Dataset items
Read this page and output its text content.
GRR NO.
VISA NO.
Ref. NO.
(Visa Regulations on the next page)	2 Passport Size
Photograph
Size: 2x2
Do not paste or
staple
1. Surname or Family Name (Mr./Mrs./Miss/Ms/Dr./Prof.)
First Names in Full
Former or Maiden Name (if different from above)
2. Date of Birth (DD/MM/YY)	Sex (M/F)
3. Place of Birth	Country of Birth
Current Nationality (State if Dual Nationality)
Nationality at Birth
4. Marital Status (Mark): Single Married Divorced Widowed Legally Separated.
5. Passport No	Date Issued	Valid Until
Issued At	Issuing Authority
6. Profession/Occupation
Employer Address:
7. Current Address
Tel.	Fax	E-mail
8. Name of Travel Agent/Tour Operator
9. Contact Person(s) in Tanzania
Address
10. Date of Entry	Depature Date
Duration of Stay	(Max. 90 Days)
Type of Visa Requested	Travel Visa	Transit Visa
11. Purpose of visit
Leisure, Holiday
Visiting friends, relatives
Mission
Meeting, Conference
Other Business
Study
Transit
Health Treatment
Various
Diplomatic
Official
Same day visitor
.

▶ **Problem requirements**
Every line holding "Nationality" should be copied out.

▶ **Full response**
Current Nationality (State if Dual Nationality)
Nationality at Birth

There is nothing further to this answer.